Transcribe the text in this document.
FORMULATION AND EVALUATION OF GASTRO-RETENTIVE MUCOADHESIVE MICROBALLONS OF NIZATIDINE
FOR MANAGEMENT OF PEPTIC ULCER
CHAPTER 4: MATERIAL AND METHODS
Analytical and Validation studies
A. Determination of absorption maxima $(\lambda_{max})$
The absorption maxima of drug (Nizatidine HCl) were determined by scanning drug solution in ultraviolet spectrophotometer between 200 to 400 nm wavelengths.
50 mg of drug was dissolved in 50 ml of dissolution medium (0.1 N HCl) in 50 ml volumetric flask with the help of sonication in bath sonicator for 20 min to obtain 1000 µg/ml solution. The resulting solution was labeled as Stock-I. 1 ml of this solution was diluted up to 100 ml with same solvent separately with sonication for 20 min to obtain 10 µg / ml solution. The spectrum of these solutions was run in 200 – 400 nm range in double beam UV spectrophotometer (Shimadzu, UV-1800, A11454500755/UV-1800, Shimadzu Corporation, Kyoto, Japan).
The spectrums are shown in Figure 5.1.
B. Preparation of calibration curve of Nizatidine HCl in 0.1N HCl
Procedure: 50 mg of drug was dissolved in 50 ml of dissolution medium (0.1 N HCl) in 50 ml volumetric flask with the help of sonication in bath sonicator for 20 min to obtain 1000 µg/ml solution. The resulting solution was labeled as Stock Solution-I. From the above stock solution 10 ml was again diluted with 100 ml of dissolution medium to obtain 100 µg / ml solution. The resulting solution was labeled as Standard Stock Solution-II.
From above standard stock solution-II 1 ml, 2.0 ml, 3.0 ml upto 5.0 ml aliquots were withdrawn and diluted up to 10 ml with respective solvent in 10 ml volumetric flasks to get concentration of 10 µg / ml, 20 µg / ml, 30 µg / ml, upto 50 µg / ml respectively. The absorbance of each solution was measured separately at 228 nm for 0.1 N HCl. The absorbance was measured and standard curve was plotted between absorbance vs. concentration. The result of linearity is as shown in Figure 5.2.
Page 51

====

__The problem__:
For each line of the listing that holds the word "between", show that line.

__Response to the exercise__:
The absorption maxima of drug (Nizatidine HCl) were determined by scanning drug solution in ultraviolet spectrophotometer between 200 to 400 nm wavelengths.
From above standard stock solution-II 1 ml, 2.0 ml, 3.0 ml upto 5.0 ml aliquots were withdrawn and diluted up to 10 ml with respective solvent in 10 ml volumetric flasks to get concentration of 10 µg / ml, 20 µg / ml, 30 µg / ml, upto 50 µg / ml respectively. The absorbance of each solution was measured separately at 228 nm for 0.1 N HCl. The absorbance was measured and standard curve was plotted between absorbance vs. concentration. The result of linearity is as shown in Figure 5.2.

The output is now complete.